(Dataset items)
....

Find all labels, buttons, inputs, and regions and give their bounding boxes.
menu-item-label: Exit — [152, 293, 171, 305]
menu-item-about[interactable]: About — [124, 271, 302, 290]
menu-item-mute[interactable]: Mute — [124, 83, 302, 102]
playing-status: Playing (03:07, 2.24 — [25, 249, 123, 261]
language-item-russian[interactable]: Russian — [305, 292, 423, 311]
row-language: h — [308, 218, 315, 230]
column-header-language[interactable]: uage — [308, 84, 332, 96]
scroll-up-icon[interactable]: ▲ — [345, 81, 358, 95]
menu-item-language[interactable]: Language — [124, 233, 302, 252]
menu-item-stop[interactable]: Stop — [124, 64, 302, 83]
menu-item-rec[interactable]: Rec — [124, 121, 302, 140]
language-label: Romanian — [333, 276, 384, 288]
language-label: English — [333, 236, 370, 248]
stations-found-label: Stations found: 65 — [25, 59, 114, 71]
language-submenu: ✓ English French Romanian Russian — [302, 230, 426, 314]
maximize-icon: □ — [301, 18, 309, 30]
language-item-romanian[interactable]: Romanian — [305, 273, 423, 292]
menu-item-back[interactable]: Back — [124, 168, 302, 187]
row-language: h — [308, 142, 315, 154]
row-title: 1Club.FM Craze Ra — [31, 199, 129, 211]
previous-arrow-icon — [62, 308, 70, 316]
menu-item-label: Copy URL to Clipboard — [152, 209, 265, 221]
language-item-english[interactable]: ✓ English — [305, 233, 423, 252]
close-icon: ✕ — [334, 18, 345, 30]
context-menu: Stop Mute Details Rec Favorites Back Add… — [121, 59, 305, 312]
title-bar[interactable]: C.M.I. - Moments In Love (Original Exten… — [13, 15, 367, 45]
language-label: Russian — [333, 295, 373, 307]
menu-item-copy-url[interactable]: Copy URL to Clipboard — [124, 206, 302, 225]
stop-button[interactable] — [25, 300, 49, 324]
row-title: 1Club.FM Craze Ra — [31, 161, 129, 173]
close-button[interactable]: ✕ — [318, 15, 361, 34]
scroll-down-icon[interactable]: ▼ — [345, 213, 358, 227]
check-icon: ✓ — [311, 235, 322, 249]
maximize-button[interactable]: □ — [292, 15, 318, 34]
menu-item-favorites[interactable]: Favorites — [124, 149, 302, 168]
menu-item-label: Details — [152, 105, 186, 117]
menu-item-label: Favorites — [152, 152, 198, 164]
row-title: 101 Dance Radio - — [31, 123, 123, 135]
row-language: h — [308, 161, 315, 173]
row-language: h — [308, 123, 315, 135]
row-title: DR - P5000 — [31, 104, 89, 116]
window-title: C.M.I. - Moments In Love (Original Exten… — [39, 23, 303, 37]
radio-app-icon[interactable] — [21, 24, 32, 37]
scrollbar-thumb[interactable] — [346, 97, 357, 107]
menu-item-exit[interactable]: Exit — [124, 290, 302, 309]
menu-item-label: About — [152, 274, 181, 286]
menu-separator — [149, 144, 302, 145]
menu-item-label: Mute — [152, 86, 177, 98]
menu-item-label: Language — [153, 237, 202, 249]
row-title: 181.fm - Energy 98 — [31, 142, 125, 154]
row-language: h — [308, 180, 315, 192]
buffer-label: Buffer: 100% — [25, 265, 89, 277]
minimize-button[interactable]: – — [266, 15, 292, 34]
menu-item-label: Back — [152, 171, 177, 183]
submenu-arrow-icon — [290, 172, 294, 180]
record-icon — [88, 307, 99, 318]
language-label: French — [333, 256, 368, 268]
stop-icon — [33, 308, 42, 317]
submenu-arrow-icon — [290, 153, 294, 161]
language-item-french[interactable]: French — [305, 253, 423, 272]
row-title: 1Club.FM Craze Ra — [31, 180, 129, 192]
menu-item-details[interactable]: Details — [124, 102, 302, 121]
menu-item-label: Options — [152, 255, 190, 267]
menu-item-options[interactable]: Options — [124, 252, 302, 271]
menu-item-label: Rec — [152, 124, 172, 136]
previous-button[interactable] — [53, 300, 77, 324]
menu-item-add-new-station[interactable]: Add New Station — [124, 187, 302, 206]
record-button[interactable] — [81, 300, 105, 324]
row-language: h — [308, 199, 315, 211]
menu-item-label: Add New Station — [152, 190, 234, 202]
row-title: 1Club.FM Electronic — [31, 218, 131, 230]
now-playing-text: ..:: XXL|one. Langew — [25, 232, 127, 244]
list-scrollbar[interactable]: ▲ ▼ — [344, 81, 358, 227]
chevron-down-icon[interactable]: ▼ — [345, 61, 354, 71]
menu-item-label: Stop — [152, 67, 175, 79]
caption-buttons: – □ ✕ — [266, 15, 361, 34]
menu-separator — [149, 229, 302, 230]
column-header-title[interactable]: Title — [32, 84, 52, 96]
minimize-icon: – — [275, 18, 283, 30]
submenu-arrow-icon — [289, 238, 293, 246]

....

*Task instructions*
Starting at the first line of the records and ending after the line that contains "column-header-language[interactable]: uage —", lay out those lines as a Markdown table. Use a Row column for the row number and an Entry column for the line, and leave out blank lines.

*Task solution*
| Row | Entry |
|---|---|
| 1 | Find all labels, buttons, inputs, and regions and give their bounding boxes. |
| 2 | menu-item-label: Exit — [152, 293, 171, 305] |
| 3 | menu-item-about[interactable]: About — [124, 271, 302, 290] |
| 4 | menu-item-mute[interactable]: Mute — [124, 83, 302, 102] |
| 5 | playing-status: Playing (03:07, 2.24 — [25, 249, 123, 261] |
| 6 | language-item-russian[interactable]: Russian — [305, 292, 423, 311] |
| 7 | row-language: h — [308, 218, 315, 230] |
| 8 | column-header-language[interactable]: uage — [308, 84, 332, 96] |